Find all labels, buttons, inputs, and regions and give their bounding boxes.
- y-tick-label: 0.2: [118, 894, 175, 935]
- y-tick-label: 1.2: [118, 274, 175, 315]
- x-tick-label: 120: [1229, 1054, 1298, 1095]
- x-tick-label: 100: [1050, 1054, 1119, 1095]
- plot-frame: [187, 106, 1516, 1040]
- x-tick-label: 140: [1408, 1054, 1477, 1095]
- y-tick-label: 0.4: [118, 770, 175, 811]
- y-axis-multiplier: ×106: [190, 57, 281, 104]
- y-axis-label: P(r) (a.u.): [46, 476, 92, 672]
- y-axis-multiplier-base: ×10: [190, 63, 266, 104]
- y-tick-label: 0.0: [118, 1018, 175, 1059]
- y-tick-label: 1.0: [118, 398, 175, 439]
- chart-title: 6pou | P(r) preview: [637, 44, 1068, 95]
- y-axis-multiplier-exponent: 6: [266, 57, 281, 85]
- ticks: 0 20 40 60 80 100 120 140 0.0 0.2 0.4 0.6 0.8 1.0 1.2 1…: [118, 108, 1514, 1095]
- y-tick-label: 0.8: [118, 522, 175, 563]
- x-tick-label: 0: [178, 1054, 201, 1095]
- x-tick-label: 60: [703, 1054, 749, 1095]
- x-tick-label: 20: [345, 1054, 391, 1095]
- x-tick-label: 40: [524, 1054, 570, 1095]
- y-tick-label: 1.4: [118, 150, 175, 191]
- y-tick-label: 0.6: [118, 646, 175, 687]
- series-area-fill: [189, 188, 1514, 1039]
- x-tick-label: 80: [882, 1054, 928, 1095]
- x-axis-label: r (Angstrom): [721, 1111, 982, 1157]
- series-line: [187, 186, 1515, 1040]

**PROMPT**
Update the records from the first line up to and including the line with "- x-tick-label: 140: [1408, 1054, 1477, 1095]", replacing "y-tick-label" with "y-axis-tick-label" and leaving everything else unchanged. Return only those lines.

**CORRECT OUTPUT**
Find all labels, buttons, inputs, and regions and give their bounding boxes.
- y-axis-tick-label: 0.2: [118, 894, 175, 935]
- y-axis-tick-label: 1.2: [118, 274, 175, 315]
- x-tick-label: 120: [1229, 1054, 1298, 1095]
- x-tick-label: 100: [1050, 1054, 1119, 1095]
- plot-frame: [187, 106, 1516, 1040]
- x-tick-label: 140: [1408, 1054, 1477, 1095]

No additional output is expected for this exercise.